**Your task:**
Every line that contains the word "épidémique" should be copied.

**Data rows:**
— start —
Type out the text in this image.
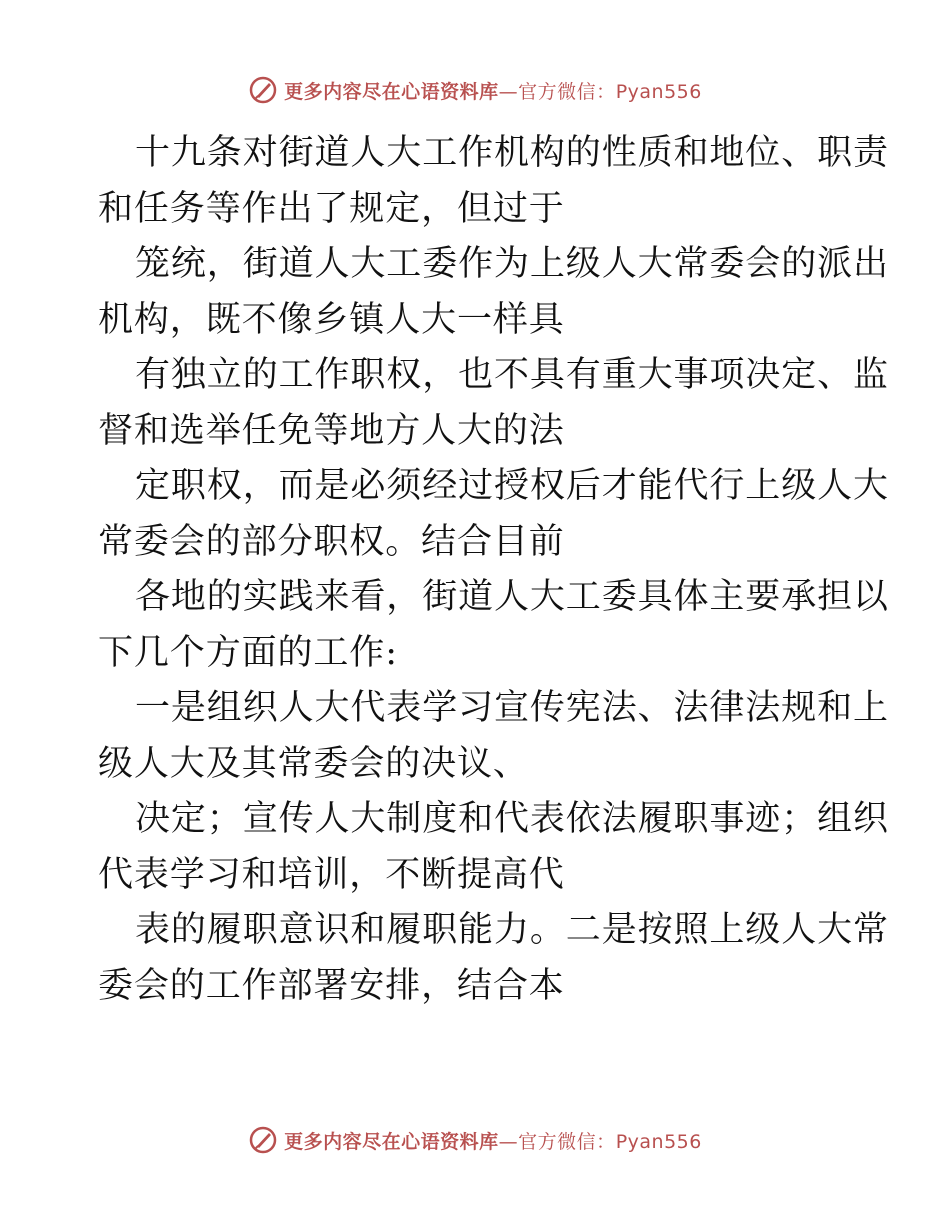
更多内容尽在心语资料库—官方微信：Pyan556

十九条对街道人大工作机构的性质和地位、职责
和任务等作出了规定，但过于
笼统，街道人大工委作为上级人大常委会的派出
机构，既不像乡镇人大一样具
有独立的工作职权，也不具有重大事项决定、监
督和选举任免等地方人大的法
定职权，而是必须经过授权后才能代行上级人大
常委会的部分职权。结合目前
各地的实践来看，街道人大工委具体主要承担以
下几个方面的工作:
一是组织人大代表学习宣传宪法、法律法规和上
级人大及其常委会的决议、
决定；宣传人大制度和代表依法履职事迹；组织
代表学习和培训，不断提高代
表的履职意识和履职能力。二是按照上级人大常
委会的工作部署安排，结合本

更多内容尽在心语资料库—官方微信：Pyan556
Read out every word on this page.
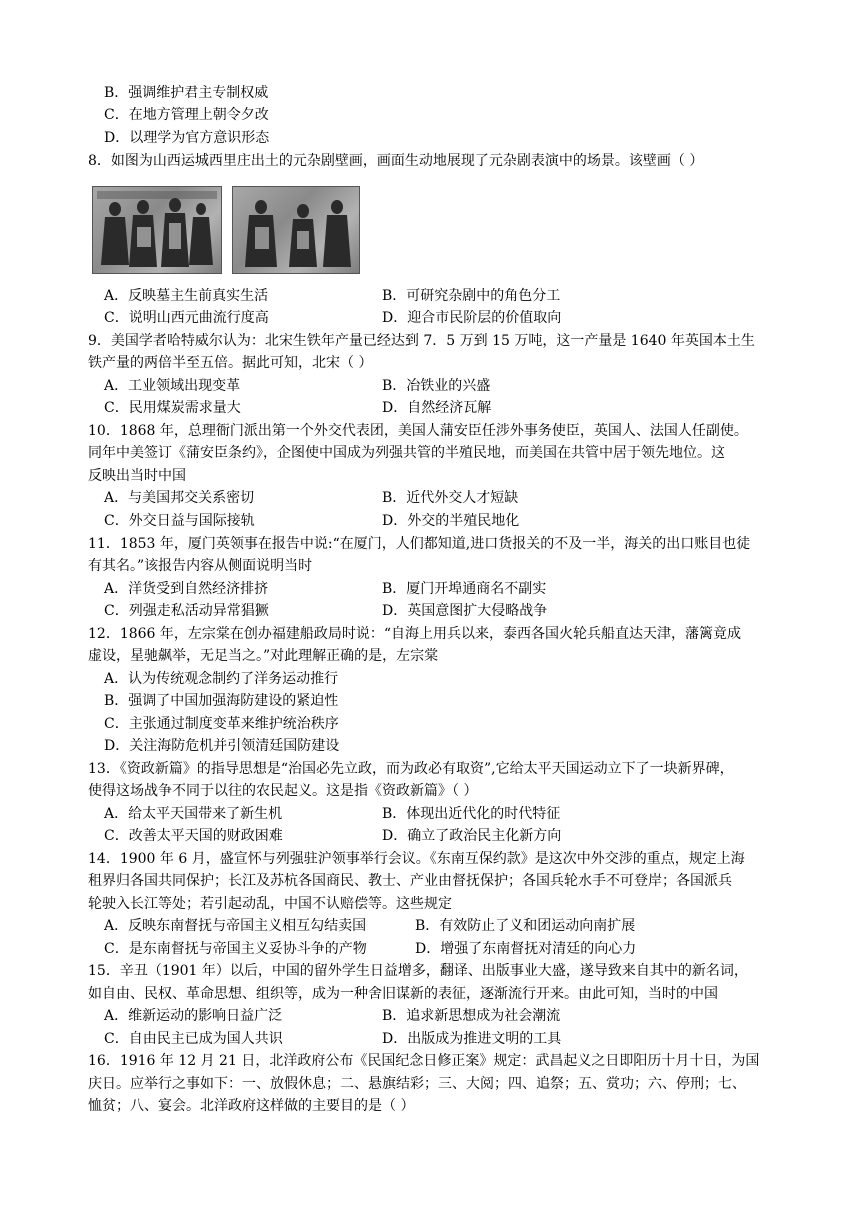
B．强调维护君主专制权威
C．在地方管理上朝令夕改
D．以理学为官方意识形态
8．如图为山西运城西里庄出土的元杂剧壁画，画面生动地展现了元杂剧表演中的场景。该壁画（ ）
A．反映墓主生前真实生活	B．可研究杂剧中的角色分工
C．说明山西元曲流行度高	D．迎合市民阶层的价值取向
9．美国学者哈特威尔认为：北宋生铁年产量已经达到 7．5 万到 15 万吨，这一产量是 1640 年英国本土生
铁产量的两倍半至五倍。据此可知，北宋（ ）
A．工业领域出现变革	B．冶铁业的兴盛
C．民用煤炭需求量大	D．自然经济瓦解
10．1868 年，总理衙门派出第一个外交代表团，美国人蒲安臣任涉外事务使臣，英国人、法国人任副使。
同年中美签订《蒲安臣条约》，企图使中国成为列强共管的半殖民地，而美国在共管中居于领先地位。这
反映出当时中国
A．与美国邦交关系密切	B．近代外交人才短缺
C．外交日益与国际接轨	D．外交的半殖民地化
11．1853 年，厦门英领事在报告中说:“在厦门，人们都知道,进口货报关的不及一半，海关的出口账目也徒
有其名。”该报告内容从侧面说明当时
A．洋货受到自然经济排挤	B．厦门开埠通商名不副实
C．列强走私活动异常猖獗	D．英国意图扩大侵略战争
12．1866 年，左宗棠在创办福建船政局时说：“自海上用兵以来，泰西各国火轮兵船直达天津，藩篱竟成
虚设，星驰飙举，无足当之。”对此理解正确的是，左宗棠
A．认为传统观念制约了洋务运动推行
B．强调了中国加强海防建设的紧迫性
C．主张通过制度变革来维护统治秩序
D．关注海防危机并引领清廷国防建设
13．《资政新篇》的指导思想是“治国必先立政，而为政必有取资”,它给太平天国运动立下了一块新界碑，
使得这场战争不同于以往的农民起义。这是指《资政新篇》（ ）
A．给太平天国带来了新生机	B．体现出近代化的时代特征
C．改善太平天国的财政困难	D．确立了政治民主化新方向
14．1900 年 6 月，盛宣怀与列强驻沪领事举行会议。《东南互保约款》是这次中外交涉的重点，规定上海
租界归各国共同保护；长江及苏杭各国商民、教士、产业由督抚保护；各国兵轮水手不可登岸；各国派兵
轮驶入长江等处；若引起动乱，中国不认赔偿等。这些规定
A．反映东南督抚与帝国主义相互勾结卖国	B．有效防止了义和团运动向南扩展
C．是东南督抚与帝国主义妥协斗争的产物	D．增强了东南督抚对清廷的向心力
15．辛丑（1901 年）以后，中国的留外学生日益增多，翻译、出版事业大盛，遂导致来自其中的新名词，
如自由、民权、革命思想、组织等，成为一种舍旧谋新的表征，逐渐流行开来。由此可知，当时的中国
A．维新运动的影响日益广泛	B．追求新思想成为社会潮流
C．自由民主已成为国人共识	D．出版成为推进文明的工具
16．1916 年 12 月 21 日，北洋政府公布《民国纪念日修正案》规定：武昌起义之日即阳历十月十日，为国
庆日。应举行之事如下：一、放假休息；二、悬旗结彩；三、大阅；四、追祭；五、赏功；六、停刑；七、
恤贫；八、宴会。北洋政府这样做的主要目的是（ ）
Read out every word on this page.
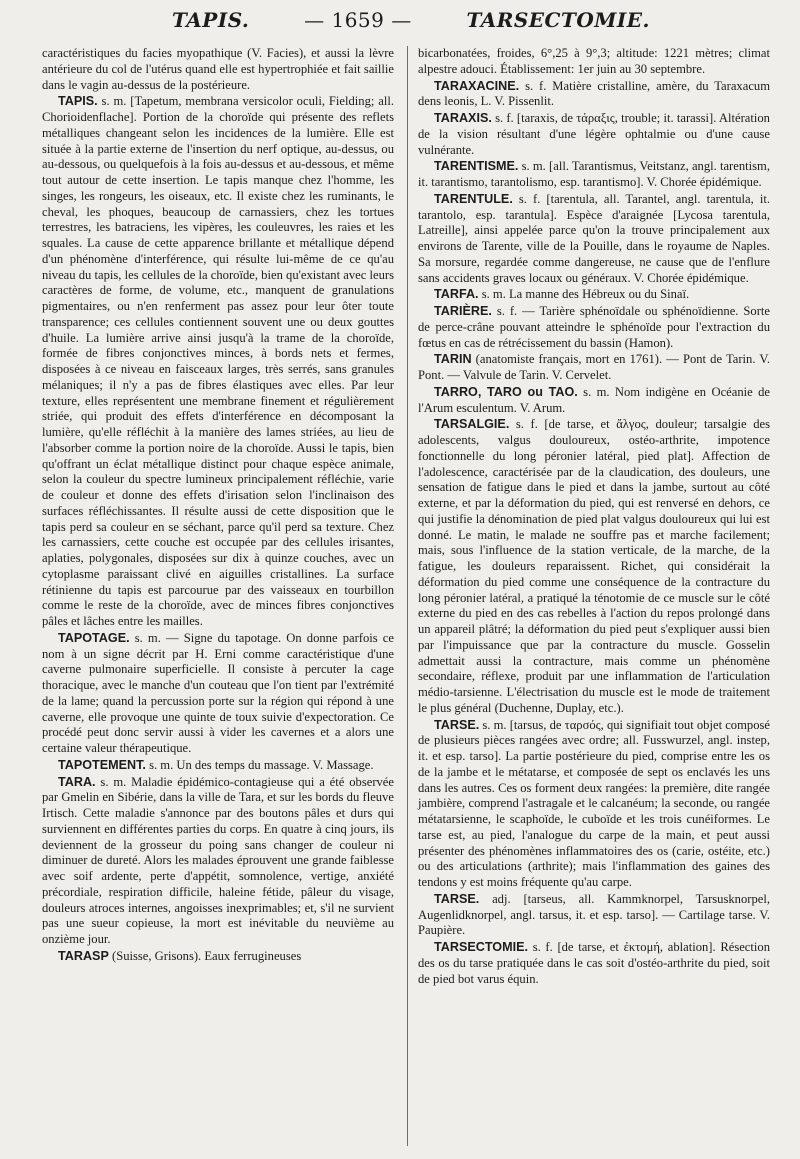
TAPIS.	— 1659 —	TARSECTOMIE.

caractéristiques du facies myopathique (V. Facies), et aussi la lèvre antérieure du col de l'utérus quand elle est hypertrophiée et fait saillie dans le vagin au-dessus de la postérieure.

TAPIS. s. m. [Tapetum, membrana versicolor oculi, Fielding; all. Chorioidenflache]. Portion de la choroïde qui présente des reflets métalliques changeant selon les incidences de la lumière. Elle est située à la partie externe de l'insertion du nerf optique, au-dessus, ou au-dessous, ou quelquefois à la fois au-dessus et au-dessous, et même tout autour de cette insertion. Le tapis manque chez l'homme, les singes, les rongeurs, les oiseaux, etc. Il existe chez les ruminants, le cheval, les phoques, beaucoup de carnassiers, chez les tortues terrestres, les batraciens, les vipères, les couleuvres, les raies et les squales. La cause de cette apparence brillante et métallique dépend d'un phénomène d'interférence, qui résulte lui-même de ce qu'au niveau du tapis, les cellules de la choroïde, bien qu'existant avec leurs caractères de forme, de volume, etc., manquent de granulations pigmentaires, ou n'en renferment pas assez pour leur ôter toute transparence; ces cellules contiennent souvent une ou deux gouttes d'huile. La lumière arrive ainsi jusqu'à la trame de la choroïde, formée de fibres conjonctives minces, à bords nets et fermes, disposées à ce niveau en faisceaux larges, très serrés, sans granules mélaniques; il n'y a pas de fibres élastiques avec elles. Par leur texture, elles représentent une membrane finement et régulièrement striée, qui produit des effets d'interférence en décomposant la lumière, qu'elle réfléchit à la manière des lames striées, au lieu de l'absorber comme la portion noire de la choroïde. Aussi le tapis, bien qu'offrant un éclat métallique distinct pour chaque espèce animale, selon la couleur du spectre lumineux principalement réfléchie, varie de couleur et donne des effets d'irisation selon l'inclinaison des surfaces réfléchissantes. Il résulte aussi de cette disposition que le tapis perd sa couleur en se séchant, parce qu'il perd sa texture. Chez les carnassiers, cette couche est occupée par des cellules irisantes, aplaties, polygonales, disposées sur dix à quinze couches, avec un cytoplasme paraissant clivé en aiguilles cristallines. La surface rétinienne du tapis est parcourue par des vaisseaux en tourbillon comme le reste de la choroïde, avec de minces fibres conjonctives pâles et lâches entre les mailles.

TAPOTAGE. s. m. — Signe du tapotage. On donne parfois ce nom à un signe décrit par H. Erni comme caractéristique d'une caverne pulmonaire superficielle. Il consiste à percuter la cage thoracique, avec le manche d'un couteau que l'on tient par l'extrémité de la lame; quand la percussion porte sur la région qui répond à une caverne, elle provoque une quinte de toux suivie d'expectoration. Ce procédé peut donc servir aussi à vider les cavernes et a alors une certaine valeur thérapeutique.

TAPOTEMENT. s. m. Un des temps du massage. V. Massage.

TARA. s. m. Maladie épidémico-contagieuse qui a été observée par Gmelin en Sibérie, dans la ville de Tara, et sur les bords du fleuve Irtisch. Cette maladie s'annonce par des boutons pâles et durs qui surviennent en différentes parties du corps. En quatre à cinq jours, ils deviennent de la grosseur du poing sans changer de couleur ni diminuer de dureté. Alors les malades éprouvent une grande faiblesse avec soif ardente, perte d'appétit, somnolence, vertige, anxiété précordiale, respiration difficile, haleine fétide, pâleur du visage, douleurs atroces internes, angoisses inexprimables; et, s'il ne survient pas une sueur copieuse, la mort est inévitable du neuvième au onzième jour.

TARASP (Suisse, Grisons). Eaux ferrugineuses

bicarbonatées, froides, 6°,25 à 9°,3; altitude: 1221 mètres; climat alpestre adouci. Établissement: 1er juin au 30 septembre.

TARAXACINE. s. f. Matière cristalline, amère, du Taraxacum dens leonis, L. V. Pissenlit.

TARAXIS. s. f. [taraxis, de τάραξις, trouble; it. tarassi]. Altération de la vision résultant d'une légère ophtalmie ou d'une cause vulnérante.

TARENTISME. s. m. [all. Tarantismus, Veitstanz, angl. tarentism, it. tarantismo, tarantolismo, esp. tarantismo]. V. Chorée épidémique.

TARENTULE. s. f. [tarentula, all. Tarantel, angl. tarentula, it. tarantolo, esp. tarantula]. Espèce d'araignée [Lycosa tarentula, Latreille], ainsi appelée parce qu'on la trouve principalement aux environs de Tarente, ville de la Pouille, dans le royaume de Naples. Sa morsure, regardée comme dangereuse, ne cause que de l'enflure sans accidents graves locaux ou généraux. V. Chorée épidémique.

TARFA. s. m. La manne des Hébreux ou du Sinaï.

TARIÈRE. s. f. — Tarière sphénoïdale ou sphénoïdienne. Sorte de perce-crâne pouvant atteindre le sphénoïde pour l'extraction du fœtus en cas de rétrécissement du bassin (Hamon).

TARIN (anatomiste français, mort en 1761). — Pont de Tarin. V. Pont. — Valvule de Tarin. V. Cervelet.

TARRO, TARO ou TAO. s. m. Nom indigène en Océanie de l'Arum esculentum. V. Arum.

TARSALGIE. s. f. [de tarse, et ἄλγος, douleur; tarsalgie des adolescents, valgus douloureux, ostéo-arthrite, impotence fonctionnelle du long péronier latéral, pied plat]. Affection de l'adolescence, caractérisée par de la claudication, des douleurs, une sensation de fatigue dans le pied et dans la jambe, surtout au côté externe, et par la déformation du pied, qui est renversé en dehors, ce qui justifie la dénomination de pied plat valgus douloureux qui lui est donné. Le matin, le malade ne souffre pas et marche facilement; mais, sous l'influence de la station verticale, de la marche, de la fatigue, les douleurs reparaissent. Richet, qui considérait la déformation du pied comme une conséquence de la contracture du long péronier latéral, a pratiqué la ténotomie de ce muscle sur le côté externe du pied en des cas rebelles à l'action du repos prolongé dans un appareil plâtré; la déformation du pied peut s'expliquer aussi bien par l'impuissance que par la contracture du muscle. Gosselin admettait aussi la contracture, mais comme un phénomène secondaire, réflexe, produit par une inflammation de l'articulation médio-tarsienne. L'électrisation du muscle est le mode de traitement le plus général (Duchenne, Duplay, etc.).

TARSE. s. m. [tarsus, de ταρσός, qui signifiait tout objet composé de plusieurs pièces rangées avec ordre; all. Fusswurzel, angl. instep, it. et esp. tarso]. La partie postérieure du pied, comprise entre les os de la jambe et le métatarse, et composée de sept os enclavés les uns dans les autres. Ces os forment deux rangées: la première, dite rangée jambière, comprend l'astragale et le calcanéum; la seconde, ou rangée métatarsienne, le scaphoïde, le cuboïde et les trois cunéiformes. Le tarse est, au pied, l'analogue du carpe de la main, et peut aussi présenter des phénomènes inflammatoires des os (carie, ostéite, etc.) ou des articulations (arthrite); mais l'inflammation des gaines des tendons y est moins fréquente qu'au carpe.

TARSE. adj. [tarseus, all. Kammknorpel, Tarsusknorpel, Augenlidknorpel, angl. tarsus, it. et esp. tarso]. — Cartilage tarse. V. Paupière.

TARSECTOMIE. s. f. [de tarse, et ἐκτομή, ablation]. Résection des os du tarse pratiquée dans le cas soit d'ostéo-arthrite du pied, soit de pied bot varus équin.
— end —
**Exercise solution:**
TARENTISME. s. m. [all. Tarantismus, Veitstanz, angl. tarentism, it. tarantismo, tarantolismo, esp. tarantismo]. V. Chorée épidémique.
TARENTULE. s. f. [tarentula, all. Tarantel, angl. tarentula, it. tarantolo, esp. tarantula]. Espèce d'araignée [Lycosa tarentula, Latreille], ainsi appelée parce qu'on la trouve principalement aux environs de Tarente, ville de la Pouille, dans le royaume de Naples. Sa morsure, regardée comme dangereuse, ne cause que de l'enflure sans accidents graves locaux ou généraux. V. Chorée épidémique.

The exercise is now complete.